__Textausschnitt__.

______________________________

Schärfere Kontrollen und hohe Bußgelder

Im Klartext bedeutet das, dass keine Leiharbeiter mit Werkverträgen - auch keine aus Billiglohnländern - mehr zum Einsatz kommen dürfen. Betroffen sein werden lediglich Unternehmen, deren Kerngeschäft das Schlachten und die Fleischverarbeitung sind, also vor allem Großbetriebe. Das Fleischerhandwerk mit seinen vielen kleinen Betrieben bleibt von der Neuregelung ausgeschlossen.

Damit die neuen Vorschriften in der Branche auch eingehalten werden, soll es schärfere und häufigere Kontrollen geben. Wie aus Regierungskreisen verlautete, sollen die Arbeitgeber auch zu einer digitalen Arbeitszeiterfassung verpflichtet werden. Das Bußgeld für Arbeitszeitverstöße wird laut Kabinettsentwurf auf bis zu 30.000 Euro verdoppelt.

______________________________

__Zu erledigende Aufgaben__.
a: Erklären Sie in ein bis drei Sätzen, wozu laut dem Textausschnitt schärfere und häufigere Kontrollen eingeführt werden sollen.
b: Geben Sie aus dem Textausschnitt den Teil wieder, der bei den Worten „Im Klartext bedeutet“ beginnt, und hören Sie nach den Worten „der Neuregelung ausgeschlossen.“ auf.
Die Daten stehen in keinem Zusammenhang mit dem Textausschnitt.

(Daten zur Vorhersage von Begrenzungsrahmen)
______________________________

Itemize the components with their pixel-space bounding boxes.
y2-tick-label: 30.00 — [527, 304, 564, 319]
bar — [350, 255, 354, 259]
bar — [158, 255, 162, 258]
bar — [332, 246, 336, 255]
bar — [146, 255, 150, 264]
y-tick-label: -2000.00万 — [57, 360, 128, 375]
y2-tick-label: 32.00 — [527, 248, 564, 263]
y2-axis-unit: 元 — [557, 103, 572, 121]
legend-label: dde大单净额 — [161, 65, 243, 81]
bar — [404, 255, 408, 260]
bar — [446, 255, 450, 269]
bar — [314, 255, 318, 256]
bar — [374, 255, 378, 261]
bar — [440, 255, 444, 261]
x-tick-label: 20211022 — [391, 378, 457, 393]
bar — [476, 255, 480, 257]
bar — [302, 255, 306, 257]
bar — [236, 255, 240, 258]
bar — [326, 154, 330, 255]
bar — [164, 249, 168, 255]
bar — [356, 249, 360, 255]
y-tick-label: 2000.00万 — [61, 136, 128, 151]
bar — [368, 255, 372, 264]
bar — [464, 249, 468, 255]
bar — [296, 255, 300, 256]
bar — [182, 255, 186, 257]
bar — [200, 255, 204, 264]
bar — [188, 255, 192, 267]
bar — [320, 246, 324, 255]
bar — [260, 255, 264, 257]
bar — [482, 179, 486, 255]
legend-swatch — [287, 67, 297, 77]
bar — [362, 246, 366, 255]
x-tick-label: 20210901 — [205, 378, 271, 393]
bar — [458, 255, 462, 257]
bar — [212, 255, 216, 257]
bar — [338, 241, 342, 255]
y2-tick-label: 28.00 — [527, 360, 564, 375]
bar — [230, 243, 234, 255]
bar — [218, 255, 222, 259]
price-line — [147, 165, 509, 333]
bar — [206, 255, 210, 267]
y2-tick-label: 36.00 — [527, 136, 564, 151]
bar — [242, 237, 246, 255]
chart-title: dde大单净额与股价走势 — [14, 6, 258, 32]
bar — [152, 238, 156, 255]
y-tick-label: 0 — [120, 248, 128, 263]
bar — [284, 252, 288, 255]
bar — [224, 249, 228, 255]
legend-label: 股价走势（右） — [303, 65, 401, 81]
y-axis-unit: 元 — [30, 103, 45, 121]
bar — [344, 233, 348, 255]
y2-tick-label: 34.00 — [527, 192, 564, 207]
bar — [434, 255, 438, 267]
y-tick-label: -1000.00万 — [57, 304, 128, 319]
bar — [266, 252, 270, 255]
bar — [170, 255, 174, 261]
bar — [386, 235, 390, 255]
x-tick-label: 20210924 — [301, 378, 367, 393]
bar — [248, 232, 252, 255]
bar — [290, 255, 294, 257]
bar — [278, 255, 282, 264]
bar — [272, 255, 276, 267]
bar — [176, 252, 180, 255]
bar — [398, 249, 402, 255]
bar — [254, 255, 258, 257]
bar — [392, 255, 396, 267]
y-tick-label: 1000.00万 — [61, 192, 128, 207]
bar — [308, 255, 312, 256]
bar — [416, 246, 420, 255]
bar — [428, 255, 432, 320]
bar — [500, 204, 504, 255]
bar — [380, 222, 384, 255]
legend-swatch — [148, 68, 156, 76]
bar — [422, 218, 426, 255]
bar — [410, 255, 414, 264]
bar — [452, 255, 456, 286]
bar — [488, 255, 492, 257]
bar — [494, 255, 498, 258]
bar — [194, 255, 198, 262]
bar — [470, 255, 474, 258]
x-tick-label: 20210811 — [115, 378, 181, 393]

______________________________

__Antworten folgen__.
a: Die schärferen und häufigeren Kontrollen sollen sicherstellen, dass die neuen Vorschriften in der Branche auch eingehalten werden.

b:
Im Klartext bedeutet das, dass keine Leiharbeiter mit Werkverträgen - auch keine aus Billiglohnländern - mehr zum Einsatz kommen dürfen. Betroffen sein werden lediglich Unternehmen, deren Kerngeschäft das Schlachten und die Fleischverarbeitung sind, also vor allem Großbetriebe. Das Fleischerhandwerk mit seinen vielen kleinen Betrieben bleibt von der Neuregelung ausgeschlossen.